(Data records)
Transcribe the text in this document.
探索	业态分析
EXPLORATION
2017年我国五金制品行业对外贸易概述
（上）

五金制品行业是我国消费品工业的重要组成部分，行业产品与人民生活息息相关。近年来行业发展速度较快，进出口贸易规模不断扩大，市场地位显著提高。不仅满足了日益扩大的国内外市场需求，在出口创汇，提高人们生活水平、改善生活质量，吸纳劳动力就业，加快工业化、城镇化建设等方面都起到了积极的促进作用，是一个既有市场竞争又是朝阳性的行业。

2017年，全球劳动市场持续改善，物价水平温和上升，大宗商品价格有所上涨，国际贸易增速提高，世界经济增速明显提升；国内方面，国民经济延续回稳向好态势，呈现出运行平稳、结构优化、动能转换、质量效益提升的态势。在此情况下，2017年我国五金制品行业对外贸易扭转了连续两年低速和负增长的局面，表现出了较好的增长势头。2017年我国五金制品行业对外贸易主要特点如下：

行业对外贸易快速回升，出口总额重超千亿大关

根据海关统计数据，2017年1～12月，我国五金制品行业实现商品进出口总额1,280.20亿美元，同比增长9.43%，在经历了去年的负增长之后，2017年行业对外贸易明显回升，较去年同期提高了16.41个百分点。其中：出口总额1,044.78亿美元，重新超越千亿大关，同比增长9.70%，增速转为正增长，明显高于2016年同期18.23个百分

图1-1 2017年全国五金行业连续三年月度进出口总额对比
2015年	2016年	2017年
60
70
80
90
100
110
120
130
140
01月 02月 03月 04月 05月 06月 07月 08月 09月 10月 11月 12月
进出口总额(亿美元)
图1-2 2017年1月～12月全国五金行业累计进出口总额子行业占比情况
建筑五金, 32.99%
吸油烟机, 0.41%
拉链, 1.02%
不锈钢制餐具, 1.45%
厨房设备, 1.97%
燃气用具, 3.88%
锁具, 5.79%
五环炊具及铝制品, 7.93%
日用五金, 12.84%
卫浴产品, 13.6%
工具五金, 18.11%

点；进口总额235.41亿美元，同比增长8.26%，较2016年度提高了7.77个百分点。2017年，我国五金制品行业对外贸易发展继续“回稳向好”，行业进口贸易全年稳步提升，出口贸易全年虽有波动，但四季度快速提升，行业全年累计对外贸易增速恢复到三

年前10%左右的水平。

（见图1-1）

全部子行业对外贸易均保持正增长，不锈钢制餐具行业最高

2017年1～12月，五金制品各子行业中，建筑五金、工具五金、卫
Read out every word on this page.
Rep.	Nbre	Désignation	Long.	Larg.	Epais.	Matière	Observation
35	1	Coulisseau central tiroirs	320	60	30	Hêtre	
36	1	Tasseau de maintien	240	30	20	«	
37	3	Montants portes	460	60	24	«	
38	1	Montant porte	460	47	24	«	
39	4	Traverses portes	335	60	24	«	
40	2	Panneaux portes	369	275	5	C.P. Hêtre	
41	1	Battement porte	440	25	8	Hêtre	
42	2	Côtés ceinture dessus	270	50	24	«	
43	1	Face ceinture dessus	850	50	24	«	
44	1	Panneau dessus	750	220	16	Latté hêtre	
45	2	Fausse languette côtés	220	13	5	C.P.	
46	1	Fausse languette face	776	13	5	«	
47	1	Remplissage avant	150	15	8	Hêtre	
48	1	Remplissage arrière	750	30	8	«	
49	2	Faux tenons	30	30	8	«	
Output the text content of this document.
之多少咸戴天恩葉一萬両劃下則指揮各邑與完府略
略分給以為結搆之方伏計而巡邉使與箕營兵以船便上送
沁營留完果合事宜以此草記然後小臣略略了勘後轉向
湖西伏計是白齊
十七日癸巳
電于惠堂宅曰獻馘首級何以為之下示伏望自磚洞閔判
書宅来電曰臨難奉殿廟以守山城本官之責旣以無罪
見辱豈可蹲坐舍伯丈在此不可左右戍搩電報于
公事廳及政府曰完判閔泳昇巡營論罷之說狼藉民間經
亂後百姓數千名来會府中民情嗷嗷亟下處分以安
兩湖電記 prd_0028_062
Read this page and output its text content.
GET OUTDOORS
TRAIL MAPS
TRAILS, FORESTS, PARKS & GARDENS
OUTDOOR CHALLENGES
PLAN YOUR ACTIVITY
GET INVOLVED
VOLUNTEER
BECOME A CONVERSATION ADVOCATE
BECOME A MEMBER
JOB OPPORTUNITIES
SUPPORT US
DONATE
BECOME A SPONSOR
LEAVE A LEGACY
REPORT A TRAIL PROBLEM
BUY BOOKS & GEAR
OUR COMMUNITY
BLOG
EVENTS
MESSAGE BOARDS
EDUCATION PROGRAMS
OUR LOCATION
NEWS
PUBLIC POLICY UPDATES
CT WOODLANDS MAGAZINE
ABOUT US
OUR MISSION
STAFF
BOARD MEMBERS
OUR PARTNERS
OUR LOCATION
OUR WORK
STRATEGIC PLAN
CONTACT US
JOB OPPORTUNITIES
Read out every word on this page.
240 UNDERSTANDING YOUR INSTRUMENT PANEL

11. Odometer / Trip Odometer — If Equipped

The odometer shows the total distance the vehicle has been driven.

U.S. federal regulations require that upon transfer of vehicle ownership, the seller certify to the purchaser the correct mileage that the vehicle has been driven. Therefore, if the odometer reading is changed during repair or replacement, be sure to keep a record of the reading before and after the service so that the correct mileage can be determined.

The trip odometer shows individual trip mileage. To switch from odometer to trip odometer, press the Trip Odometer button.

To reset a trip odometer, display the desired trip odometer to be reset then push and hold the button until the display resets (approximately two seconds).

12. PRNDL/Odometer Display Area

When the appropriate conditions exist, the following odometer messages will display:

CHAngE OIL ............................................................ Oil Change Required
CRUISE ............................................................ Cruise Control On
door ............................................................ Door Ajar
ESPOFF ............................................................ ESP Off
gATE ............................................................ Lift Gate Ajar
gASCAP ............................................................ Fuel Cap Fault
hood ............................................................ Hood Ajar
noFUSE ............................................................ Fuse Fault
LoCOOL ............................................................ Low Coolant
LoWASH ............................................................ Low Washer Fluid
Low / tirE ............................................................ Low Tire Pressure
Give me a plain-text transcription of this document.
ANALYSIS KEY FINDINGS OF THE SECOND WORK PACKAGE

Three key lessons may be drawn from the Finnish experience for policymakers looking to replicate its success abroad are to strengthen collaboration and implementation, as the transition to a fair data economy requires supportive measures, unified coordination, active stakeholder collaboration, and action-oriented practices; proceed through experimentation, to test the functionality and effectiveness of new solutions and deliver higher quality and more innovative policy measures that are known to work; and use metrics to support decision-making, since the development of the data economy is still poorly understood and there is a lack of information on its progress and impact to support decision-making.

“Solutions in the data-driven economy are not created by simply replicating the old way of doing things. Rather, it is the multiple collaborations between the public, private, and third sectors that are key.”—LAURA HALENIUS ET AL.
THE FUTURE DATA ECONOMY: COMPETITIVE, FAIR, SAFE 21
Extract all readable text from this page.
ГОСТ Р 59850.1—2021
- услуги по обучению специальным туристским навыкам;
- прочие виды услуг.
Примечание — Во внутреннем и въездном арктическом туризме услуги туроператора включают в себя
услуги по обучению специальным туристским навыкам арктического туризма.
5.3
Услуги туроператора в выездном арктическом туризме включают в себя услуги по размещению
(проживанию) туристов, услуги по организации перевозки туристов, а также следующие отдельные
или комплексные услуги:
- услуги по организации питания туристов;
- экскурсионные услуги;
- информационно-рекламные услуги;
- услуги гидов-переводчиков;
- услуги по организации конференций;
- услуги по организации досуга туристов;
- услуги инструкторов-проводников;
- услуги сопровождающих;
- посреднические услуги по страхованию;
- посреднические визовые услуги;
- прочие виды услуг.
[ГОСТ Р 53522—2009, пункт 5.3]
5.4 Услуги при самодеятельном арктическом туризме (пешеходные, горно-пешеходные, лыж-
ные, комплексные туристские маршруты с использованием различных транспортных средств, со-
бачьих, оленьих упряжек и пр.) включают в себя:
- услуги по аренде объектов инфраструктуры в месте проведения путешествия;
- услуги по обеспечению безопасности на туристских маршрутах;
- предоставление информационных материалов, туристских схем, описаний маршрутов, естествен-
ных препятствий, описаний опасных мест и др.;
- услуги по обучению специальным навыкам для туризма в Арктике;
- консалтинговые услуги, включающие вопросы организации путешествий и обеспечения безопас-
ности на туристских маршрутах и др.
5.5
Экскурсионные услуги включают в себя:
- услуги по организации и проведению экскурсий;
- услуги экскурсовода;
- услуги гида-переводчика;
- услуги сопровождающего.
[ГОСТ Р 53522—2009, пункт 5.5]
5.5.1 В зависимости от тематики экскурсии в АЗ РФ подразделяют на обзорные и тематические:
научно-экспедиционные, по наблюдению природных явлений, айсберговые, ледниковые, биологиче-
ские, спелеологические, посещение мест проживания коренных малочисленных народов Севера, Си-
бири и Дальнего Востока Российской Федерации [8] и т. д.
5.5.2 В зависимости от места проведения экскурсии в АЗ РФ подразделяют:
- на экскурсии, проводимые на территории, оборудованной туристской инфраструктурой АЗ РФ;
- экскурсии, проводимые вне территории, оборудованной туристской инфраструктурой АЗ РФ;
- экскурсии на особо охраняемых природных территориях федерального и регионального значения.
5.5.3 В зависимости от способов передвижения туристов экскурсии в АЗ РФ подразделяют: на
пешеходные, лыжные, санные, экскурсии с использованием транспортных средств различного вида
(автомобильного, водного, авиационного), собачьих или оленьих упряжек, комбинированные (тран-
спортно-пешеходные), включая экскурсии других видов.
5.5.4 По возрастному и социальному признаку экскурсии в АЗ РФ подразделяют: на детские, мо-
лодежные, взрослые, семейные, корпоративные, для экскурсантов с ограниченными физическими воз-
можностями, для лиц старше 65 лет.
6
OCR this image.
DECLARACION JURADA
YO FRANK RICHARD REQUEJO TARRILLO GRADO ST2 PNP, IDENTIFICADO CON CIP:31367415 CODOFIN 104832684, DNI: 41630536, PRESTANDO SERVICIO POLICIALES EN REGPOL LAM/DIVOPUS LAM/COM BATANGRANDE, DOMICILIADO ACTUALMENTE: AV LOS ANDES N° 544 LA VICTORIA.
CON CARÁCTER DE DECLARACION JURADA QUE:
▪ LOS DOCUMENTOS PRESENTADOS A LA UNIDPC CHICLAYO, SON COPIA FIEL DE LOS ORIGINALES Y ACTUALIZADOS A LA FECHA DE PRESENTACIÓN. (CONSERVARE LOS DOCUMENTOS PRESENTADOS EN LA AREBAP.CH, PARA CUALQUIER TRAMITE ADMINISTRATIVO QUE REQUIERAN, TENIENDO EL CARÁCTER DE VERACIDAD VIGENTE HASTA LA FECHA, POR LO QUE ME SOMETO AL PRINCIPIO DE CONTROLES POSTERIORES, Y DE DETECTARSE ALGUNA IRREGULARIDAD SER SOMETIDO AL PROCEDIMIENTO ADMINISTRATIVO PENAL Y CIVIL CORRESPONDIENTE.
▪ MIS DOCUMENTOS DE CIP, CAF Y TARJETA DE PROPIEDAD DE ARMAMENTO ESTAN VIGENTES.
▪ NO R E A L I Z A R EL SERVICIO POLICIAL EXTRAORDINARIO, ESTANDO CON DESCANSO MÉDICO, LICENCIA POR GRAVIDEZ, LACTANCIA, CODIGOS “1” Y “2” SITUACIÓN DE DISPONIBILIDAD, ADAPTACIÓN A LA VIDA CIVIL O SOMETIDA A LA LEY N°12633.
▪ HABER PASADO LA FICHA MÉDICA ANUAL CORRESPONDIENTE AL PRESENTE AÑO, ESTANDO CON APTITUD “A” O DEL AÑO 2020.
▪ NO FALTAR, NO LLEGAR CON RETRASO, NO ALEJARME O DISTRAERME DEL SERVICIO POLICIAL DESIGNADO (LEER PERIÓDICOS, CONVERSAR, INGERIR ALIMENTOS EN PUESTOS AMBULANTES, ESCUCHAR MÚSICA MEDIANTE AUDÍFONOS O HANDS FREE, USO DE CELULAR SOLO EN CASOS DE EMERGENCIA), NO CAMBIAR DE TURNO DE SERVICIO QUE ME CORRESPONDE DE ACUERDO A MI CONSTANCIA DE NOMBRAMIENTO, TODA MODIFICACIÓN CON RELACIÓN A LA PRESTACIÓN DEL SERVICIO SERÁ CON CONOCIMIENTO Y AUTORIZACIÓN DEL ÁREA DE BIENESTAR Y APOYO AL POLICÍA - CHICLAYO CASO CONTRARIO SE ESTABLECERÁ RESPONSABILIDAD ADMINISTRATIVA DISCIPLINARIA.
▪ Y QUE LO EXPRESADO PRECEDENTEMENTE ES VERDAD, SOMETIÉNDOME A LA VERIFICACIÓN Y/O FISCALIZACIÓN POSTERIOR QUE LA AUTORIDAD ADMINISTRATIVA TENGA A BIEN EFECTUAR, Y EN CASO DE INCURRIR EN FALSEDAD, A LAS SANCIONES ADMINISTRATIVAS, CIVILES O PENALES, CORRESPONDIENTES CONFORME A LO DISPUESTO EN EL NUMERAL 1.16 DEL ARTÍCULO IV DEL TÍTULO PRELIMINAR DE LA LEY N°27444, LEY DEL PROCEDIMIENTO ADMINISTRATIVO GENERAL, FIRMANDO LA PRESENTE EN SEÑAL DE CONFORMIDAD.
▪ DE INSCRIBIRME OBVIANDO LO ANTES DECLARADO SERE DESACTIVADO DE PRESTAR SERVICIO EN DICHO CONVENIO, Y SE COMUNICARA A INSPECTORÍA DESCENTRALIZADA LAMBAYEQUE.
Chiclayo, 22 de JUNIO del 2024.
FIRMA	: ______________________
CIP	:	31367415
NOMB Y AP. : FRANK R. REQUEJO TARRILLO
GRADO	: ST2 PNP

### Directions:
Using the records above, copy every line that has the word "BECOME" in it.

### Reply to the exercise:
BECOME A CONVERSATION ADVOCATE
BECOME A MEMBER
BECOME A SPONSOR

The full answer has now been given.